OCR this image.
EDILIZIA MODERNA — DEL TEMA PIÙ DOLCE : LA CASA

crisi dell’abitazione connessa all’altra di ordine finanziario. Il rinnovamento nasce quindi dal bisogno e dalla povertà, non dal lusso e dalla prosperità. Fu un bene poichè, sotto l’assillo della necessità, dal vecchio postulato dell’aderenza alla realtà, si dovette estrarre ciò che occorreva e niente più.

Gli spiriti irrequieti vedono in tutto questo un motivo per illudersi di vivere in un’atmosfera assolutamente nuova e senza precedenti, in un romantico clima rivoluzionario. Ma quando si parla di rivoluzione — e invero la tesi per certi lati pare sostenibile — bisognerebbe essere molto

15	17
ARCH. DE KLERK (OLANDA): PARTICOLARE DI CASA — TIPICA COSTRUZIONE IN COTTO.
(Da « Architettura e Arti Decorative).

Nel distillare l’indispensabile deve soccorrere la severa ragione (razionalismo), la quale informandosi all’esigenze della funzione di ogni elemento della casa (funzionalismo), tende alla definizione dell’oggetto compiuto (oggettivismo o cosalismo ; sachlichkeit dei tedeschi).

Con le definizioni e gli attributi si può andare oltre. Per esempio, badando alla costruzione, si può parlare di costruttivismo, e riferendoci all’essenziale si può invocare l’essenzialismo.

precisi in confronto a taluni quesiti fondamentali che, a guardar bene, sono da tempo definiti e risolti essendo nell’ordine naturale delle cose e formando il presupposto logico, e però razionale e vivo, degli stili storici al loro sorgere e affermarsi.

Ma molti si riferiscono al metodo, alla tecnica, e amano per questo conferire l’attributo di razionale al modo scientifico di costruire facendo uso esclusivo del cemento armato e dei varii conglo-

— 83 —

» TASK TO COMPLETE:
Word for word, extract all the records.

» SOLUTION TO THIS TASK:
OCR this image.
EDILIZIA MODERNA — DEL TEMA PIÙ DOLCE : LA CASA

crisi dell’abitazione connessa all’altra di ordine finanziario. Il rinnovamento nasce quindi dal bisogno e dalla povertà, non dal lusso e dalla prosperità. Fu un bene poichè, sotto l’assillo della necessità, dal vecchio postulato dell’aderenza alla realtà, si dovette estrarre ciò che occorreva e niente più.

Gli spiriti irrequieti vedono in tutto questo un motivo per illudersi di vivere in un’atmosfera assolutamente nuova e senza precedenti, in un romantico clima rivoluzionario. Ma quando si parla di rivoluzione — e invero la tesi per certi lati pare sostenibile — bisognerebbe essere molto

15	17
ARCH. DE KLERK (OLANDA): PARTICOLARE DI CASA — TIPICA COSTRUZIONE IN COTTO.
(Da « Architettura e Arti Decorative).

Nel distillare l’indispensabile deve soccorrere la severa ragione (razionalismo), la quale informandosi all’esigenze della funzione di ogni elemento della casa (funzionalismo), tende alla definizione dell’oggetto compiuto (oggettivismo o cosalismo ; sachlichkeit dei tedeschi).

Con le definizioni e gli attributi si può andare oltre. Per esempio, badando alla costruzione, si può parlare di costruttivismo, e riferendoci all’essenziale si può invocare l’essenzialismo.

precisi in confronto a taluni quesiti fondamentali che, a guardar bene, sono da tempo definiti e risolti essendo nell’ordine naturale delle cose e formando il presupposto logico, e però razionale e vivo, degli stili storici al loro sorgere e affermarsi.

Ma molti si riferiscono al metodo, alla tecnica, e amano per questo conferire l’attributo di razionale al modo scientifico di costruire facendo uso esclusivo del cemento armato e dei varii conglo-

— 83 —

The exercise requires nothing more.